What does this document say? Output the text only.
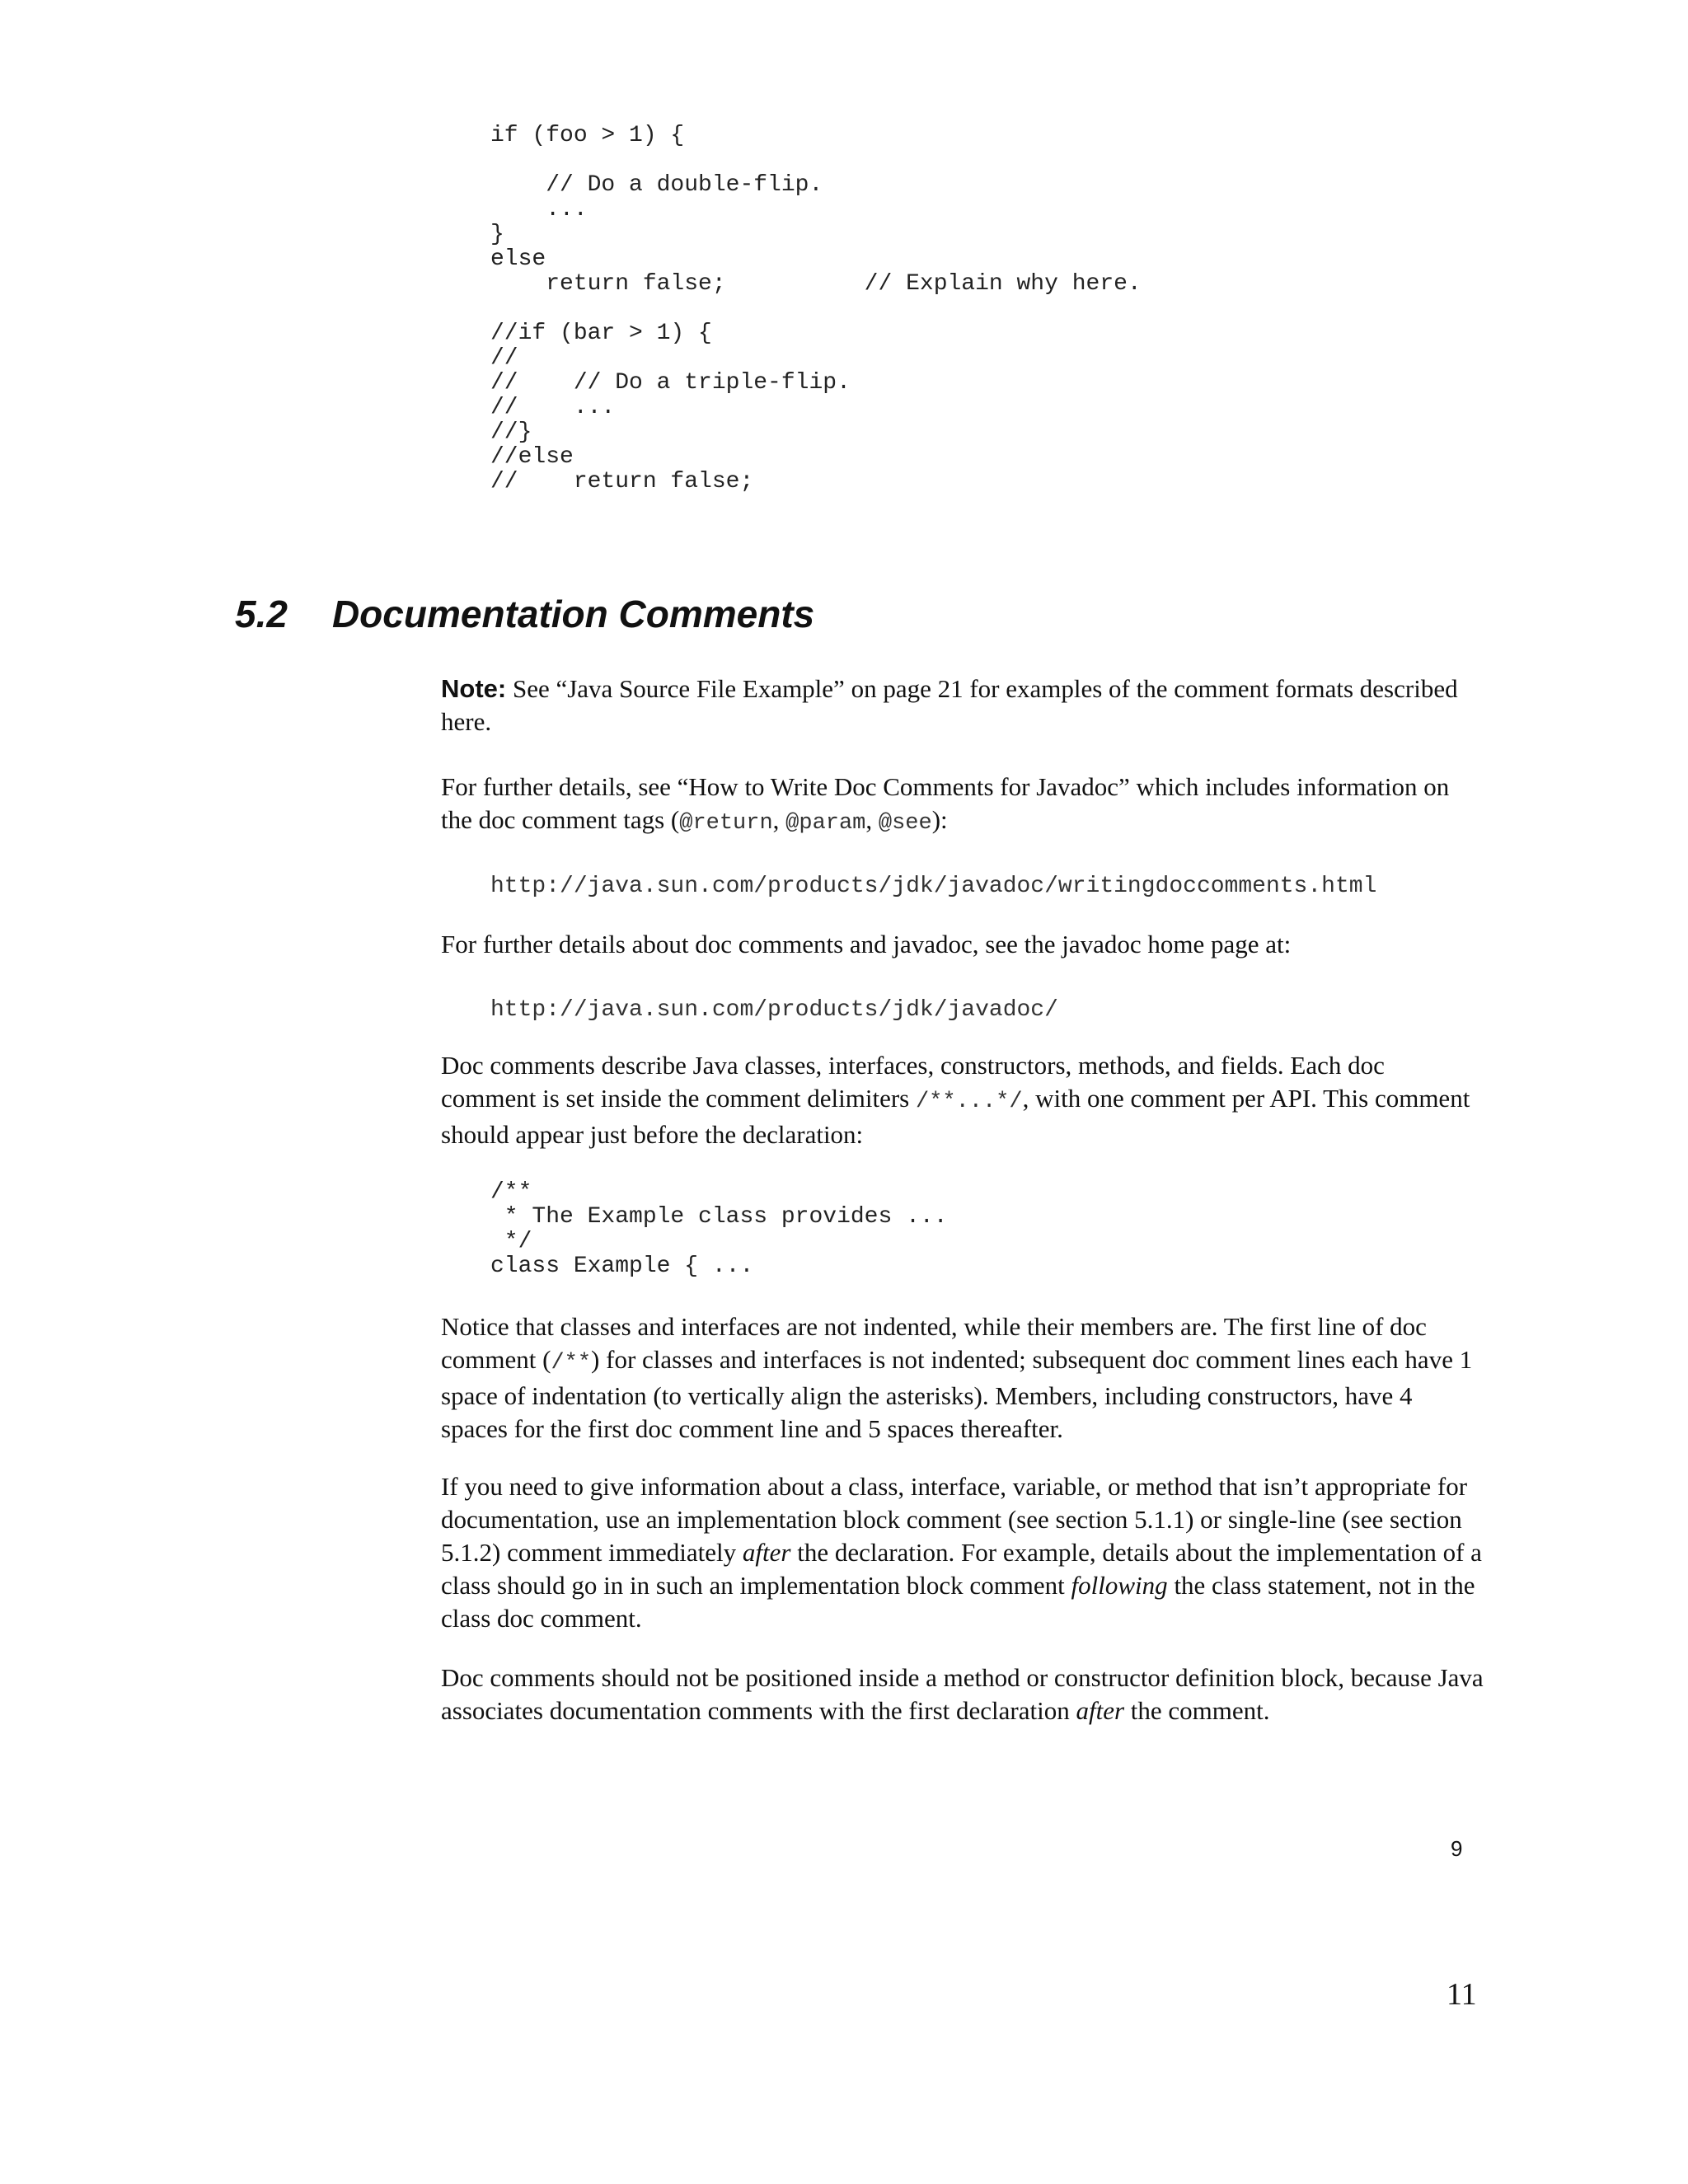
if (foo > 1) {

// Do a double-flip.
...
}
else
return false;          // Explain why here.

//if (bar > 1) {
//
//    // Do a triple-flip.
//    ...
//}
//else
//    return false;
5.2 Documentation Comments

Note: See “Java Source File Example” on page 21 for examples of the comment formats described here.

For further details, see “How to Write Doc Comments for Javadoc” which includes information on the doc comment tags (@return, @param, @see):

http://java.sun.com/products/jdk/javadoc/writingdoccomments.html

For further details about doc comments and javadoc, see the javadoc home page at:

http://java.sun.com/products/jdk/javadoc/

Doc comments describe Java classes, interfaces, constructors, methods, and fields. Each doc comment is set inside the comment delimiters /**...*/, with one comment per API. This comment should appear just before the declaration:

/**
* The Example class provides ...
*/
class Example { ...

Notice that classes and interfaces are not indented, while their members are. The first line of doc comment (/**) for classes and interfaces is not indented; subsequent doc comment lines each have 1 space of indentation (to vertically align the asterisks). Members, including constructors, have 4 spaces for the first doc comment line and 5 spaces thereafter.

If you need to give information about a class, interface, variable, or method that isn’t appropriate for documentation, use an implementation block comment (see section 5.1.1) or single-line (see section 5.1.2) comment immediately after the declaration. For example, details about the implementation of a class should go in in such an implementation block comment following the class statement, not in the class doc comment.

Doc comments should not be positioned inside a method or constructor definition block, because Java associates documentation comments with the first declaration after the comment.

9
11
- - - - -
Search the lines above for the string "false", then show every one that has it.

return false;          // Explain why here.
//    return false;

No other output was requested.